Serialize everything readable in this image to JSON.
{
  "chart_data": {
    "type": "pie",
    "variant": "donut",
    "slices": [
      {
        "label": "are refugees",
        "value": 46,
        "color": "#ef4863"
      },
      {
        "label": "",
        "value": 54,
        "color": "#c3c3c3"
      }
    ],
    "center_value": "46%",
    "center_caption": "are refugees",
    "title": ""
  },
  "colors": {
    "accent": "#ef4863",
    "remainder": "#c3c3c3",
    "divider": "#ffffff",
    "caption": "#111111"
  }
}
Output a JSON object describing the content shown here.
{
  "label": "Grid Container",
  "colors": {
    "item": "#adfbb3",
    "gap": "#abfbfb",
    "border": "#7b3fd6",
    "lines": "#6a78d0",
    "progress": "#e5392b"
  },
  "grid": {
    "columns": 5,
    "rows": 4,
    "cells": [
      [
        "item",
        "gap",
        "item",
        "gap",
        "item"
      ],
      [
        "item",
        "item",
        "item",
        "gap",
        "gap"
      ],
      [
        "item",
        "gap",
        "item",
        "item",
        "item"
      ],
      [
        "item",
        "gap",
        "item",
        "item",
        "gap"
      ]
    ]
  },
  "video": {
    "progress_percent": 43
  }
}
...
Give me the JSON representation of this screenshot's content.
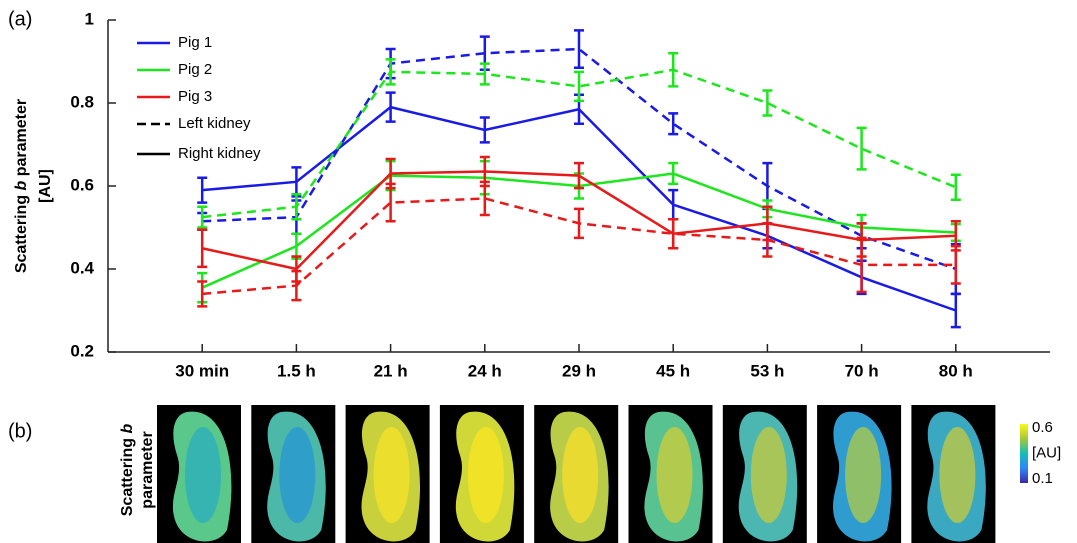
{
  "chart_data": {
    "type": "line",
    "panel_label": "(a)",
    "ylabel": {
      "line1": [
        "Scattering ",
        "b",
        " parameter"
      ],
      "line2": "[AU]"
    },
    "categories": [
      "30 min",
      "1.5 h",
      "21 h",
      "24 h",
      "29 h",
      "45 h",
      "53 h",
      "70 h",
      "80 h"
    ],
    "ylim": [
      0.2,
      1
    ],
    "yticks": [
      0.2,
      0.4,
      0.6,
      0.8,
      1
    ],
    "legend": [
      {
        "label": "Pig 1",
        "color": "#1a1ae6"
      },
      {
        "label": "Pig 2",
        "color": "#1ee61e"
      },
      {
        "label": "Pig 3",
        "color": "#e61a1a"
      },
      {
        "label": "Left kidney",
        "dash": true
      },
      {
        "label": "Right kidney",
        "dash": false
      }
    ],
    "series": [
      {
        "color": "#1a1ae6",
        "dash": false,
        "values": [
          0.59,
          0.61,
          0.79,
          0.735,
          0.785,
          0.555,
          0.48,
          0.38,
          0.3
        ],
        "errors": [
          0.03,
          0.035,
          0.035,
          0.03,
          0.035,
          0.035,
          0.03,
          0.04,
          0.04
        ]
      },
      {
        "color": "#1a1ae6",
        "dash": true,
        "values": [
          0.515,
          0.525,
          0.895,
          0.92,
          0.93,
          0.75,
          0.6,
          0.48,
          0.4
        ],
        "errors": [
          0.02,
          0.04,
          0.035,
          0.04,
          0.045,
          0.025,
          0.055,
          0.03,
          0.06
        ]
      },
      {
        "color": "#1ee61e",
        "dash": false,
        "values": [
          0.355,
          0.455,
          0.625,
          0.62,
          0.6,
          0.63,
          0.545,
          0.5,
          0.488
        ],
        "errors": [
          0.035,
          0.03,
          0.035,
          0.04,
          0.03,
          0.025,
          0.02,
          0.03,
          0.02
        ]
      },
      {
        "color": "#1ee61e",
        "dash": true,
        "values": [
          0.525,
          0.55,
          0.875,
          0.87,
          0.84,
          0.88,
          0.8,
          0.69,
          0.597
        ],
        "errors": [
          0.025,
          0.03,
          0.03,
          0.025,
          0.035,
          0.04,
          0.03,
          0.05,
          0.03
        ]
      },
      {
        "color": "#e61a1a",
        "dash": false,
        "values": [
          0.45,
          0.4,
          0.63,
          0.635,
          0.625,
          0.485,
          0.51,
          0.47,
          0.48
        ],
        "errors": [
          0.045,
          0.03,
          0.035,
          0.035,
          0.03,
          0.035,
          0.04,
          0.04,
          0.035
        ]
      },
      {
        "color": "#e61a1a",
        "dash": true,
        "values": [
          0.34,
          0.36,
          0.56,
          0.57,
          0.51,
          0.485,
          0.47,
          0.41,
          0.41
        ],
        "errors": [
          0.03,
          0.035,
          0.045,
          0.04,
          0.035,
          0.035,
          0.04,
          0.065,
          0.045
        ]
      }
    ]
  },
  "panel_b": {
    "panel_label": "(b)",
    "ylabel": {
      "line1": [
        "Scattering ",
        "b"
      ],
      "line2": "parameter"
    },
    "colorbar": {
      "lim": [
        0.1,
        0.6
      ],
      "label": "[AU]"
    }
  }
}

■ Your objective
Determine the number of lines in the listing that hold the word "refugees", and supply that number and nothing further.

■ Result for this exercise
2